[start]
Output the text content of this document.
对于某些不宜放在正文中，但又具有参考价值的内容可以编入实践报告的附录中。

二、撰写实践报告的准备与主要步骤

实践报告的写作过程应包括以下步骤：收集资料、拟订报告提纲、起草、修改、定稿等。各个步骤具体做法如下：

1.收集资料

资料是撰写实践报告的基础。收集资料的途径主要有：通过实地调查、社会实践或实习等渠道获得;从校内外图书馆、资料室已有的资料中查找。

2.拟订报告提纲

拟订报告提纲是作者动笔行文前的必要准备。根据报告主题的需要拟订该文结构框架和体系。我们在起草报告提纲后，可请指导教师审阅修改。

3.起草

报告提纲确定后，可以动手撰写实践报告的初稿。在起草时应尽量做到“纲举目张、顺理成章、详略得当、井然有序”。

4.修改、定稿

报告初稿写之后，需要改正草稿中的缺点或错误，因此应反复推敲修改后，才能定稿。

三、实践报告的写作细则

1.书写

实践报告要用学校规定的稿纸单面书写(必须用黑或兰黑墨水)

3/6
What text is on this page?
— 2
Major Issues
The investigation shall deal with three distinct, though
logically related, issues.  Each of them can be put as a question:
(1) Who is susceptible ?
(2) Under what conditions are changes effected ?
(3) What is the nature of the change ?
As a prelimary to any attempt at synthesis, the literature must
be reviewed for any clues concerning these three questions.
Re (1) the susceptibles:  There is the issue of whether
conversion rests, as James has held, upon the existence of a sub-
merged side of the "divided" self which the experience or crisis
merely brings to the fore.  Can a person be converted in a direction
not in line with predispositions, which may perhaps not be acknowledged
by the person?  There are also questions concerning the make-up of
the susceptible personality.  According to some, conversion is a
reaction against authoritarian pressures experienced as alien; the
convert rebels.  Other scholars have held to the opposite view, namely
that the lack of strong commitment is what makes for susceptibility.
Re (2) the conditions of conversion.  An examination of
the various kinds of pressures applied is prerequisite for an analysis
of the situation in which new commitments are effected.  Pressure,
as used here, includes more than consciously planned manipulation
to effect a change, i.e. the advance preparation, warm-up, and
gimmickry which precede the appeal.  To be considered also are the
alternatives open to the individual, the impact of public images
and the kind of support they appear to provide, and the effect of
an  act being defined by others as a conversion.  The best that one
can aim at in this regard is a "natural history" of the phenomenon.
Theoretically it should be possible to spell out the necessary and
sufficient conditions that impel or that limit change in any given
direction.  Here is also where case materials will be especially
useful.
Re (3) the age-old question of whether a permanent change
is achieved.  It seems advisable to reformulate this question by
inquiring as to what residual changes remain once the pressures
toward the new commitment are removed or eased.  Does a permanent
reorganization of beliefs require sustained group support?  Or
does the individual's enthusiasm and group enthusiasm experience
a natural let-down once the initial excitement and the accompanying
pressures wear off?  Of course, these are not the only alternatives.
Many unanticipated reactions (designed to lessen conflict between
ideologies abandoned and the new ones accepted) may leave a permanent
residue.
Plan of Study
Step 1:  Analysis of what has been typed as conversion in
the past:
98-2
[end]
> Exercise prompt: From the data, list each line in which the string "direction" appears.

> Completed task:
merely brings to the fore.  Can a person be converted in a direction
direction.  Here is also where case materials will be especially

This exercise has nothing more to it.